-- START OF RAW RECORDS --
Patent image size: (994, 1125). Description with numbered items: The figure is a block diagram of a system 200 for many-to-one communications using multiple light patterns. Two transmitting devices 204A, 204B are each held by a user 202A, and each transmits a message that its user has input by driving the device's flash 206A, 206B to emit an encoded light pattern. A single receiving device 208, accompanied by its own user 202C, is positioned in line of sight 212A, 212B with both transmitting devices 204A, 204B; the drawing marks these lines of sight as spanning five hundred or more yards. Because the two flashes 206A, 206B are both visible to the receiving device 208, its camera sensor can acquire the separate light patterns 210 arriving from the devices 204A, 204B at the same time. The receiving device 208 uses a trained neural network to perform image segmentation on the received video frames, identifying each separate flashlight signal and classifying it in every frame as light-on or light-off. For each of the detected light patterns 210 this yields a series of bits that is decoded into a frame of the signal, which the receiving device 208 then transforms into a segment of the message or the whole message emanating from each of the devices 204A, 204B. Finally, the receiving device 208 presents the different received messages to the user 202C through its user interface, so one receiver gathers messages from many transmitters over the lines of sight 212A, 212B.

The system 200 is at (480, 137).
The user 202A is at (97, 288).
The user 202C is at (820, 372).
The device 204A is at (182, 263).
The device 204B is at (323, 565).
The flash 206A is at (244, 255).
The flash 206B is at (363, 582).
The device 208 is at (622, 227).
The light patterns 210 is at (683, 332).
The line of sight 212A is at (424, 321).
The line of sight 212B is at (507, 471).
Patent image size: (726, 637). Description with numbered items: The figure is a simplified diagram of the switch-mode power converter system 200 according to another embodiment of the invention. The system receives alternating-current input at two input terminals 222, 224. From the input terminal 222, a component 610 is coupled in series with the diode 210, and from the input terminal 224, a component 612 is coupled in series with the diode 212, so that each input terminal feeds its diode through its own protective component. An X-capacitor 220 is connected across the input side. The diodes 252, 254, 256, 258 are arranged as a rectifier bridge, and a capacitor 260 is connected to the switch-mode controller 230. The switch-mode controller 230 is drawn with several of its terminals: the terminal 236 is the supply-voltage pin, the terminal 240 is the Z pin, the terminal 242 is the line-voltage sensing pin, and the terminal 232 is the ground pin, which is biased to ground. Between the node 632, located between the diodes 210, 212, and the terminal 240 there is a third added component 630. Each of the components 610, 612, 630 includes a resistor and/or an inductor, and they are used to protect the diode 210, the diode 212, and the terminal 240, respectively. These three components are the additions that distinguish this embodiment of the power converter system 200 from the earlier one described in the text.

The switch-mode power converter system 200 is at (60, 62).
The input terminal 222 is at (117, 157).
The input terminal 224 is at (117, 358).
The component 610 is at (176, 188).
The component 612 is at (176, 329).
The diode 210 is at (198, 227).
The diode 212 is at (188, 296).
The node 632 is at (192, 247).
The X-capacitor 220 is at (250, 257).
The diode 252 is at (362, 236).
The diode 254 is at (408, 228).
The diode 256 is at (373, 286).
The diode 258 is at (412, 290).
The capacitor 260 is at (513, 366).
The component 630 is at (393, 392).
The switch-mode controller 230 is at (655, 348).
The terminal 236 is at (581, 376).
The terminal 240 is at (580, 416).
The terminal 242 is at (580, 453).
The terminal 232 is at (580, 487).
-- END OF RAW RECORDS --
PROBLEM TO WORK ON: Please put all of the lines above into a Markdown table with the columns Row and Line. Number each row in Row, and leave out the blank lines.

WRITTEN SOLUTION:
| Row | Line |
|---|---|
| 1 | Patent image size: (994, 1125). Description with numbered items: The figure is a block diagram of a system 200 for many-to-one communications using multiple light patterns. Two transmitting devices 204A, 204B are each held by a user 202A, and each transmits a message that its user has input by driving the device's flash 206A, 206B to emit an encoded light pattern. A single receiving device 208, accompanied by its own user 202C, is positioned in line of sight 212A, 212B with both transmitting devices 204A, 204B; the drawing marks these lines of sight as spanning five hundred or more yards. Because the two flashes 206A, 206B are both visible to the receiving device 208, its camera sensor can acquire the separate light patterns 210 arriving from the devices 204A, 204B at the same time. The receiving device 208 uses a trained neural network to perform image segmentation on the received video frames, identifying each separate flashlight signal and classifying it in every frame as light-on or light-off. For each of the detected light patterns 210 this yields a series of bits that is decoded into a frame of the signal, which the receiving device 208 then transforms into a segment of the message or the whole message emanating from each of the devices 204A, 204B. Finally, the receiving device 208 presents the different received messages to the user 202C through its user interface, so one receiver gathers messages from many transmitters over the lines of sight 212A, 212B. |
| 2 | The system 200 is at (480, 137). |
| 3 | The user 202A is at (97, 288). |
| 4 | The user 202C is at (820, 372). |
| 5 | The device 204A is at (182, 263). |
| 6 | The device 204B is at (323, 565). |
| 7 | The flash 206A is at (244, 255). |
| 8 | The flash 206B is at (363, 582). |
| 9 | The device 208 is at (622, 227). |
| 10 | The light patterns 210 is at (683, 332). |
| 11 | The line of sight 212A is at (424, 321). |
| 12 | The line of sight 212B is at (507, 471). |
| 13 | Patent image size: (726, 637). Description with numbered items: The figure is a simplified diagram of the switch-mode power converter system 200 according to another embodiment of the invention. The system receives alternating-current input at two input terminals 222, 224. From the input terminal 222, a component 610 is coupled in series with the diode 210, and from the input terminal 224, a component 612 is coupled in series with the diode 212, so that each input terminal feeds its diode through its own protective component. An X-capacitor 220 is connected across the input side. The diodes 252, 254, 256, 258 are arranged as a rectifier bridge, and a capacitor 260 is connected to the switch-mode controller 230. The switch-mode controller 230 is drawn with several of its terminals: the terminal 236 is the supply-voltage pin, the terminal 240 is the Z pin, the terminal 242 is the line-voltage sensing pin, and the terminal 232 is the ground pin, which is biased to ground. Between the node 632, located between the diodes 210, 212, and the terminal 240 there is a third added component 630. Each of the components 610, 612, 630 includes a resistor and/or an inductor, and they are used to protect the diode 210, the diode 212, and the terminal 240, respectively. These three components are the additions that distinguish this embodiment of the power converter system 200 from the earlier one described in the text. |
| 14 | The switch-mode power converter system 200 is at (60, 62). |
| 15 | The input terminal 222 is at (117, 157). |
| 16 | The input terminal 224 is at (117, 358). |
| 17 | The component 610 is at (176, 188). |
| 18 | The component 612 is at (176, 329). |
| 19 | The diode 210 is at (198, 227). |
| 20 | The diode 212 is at (188, 296). |
| 21 | The node 632 is at (192, 247). |
| 22 | The X-capacitor 220 is at (250, 257). |
| 23 | The diode 252 is at (362, 236). |
| 24 | The diode 254 is at (408, 228). |
| 25 | The diode 256 is at (373, 286). |
| 26 | The diode 258 is at (412, 290). |
| 27 | The capacitor 260 is at (513, 366). |
| 28 | The component 630 is at (393, 392). |
| 29 | The switch-mode controller 230 is at (655, 348). |
| 30 | The terminal 236 is at (581, 376). |
| 31 | The terminal 240 is at (580, 416). |
| 32 | The terminal 242 is at (580, 453). |
| 33 | The terminal 232 is at (580, 487). |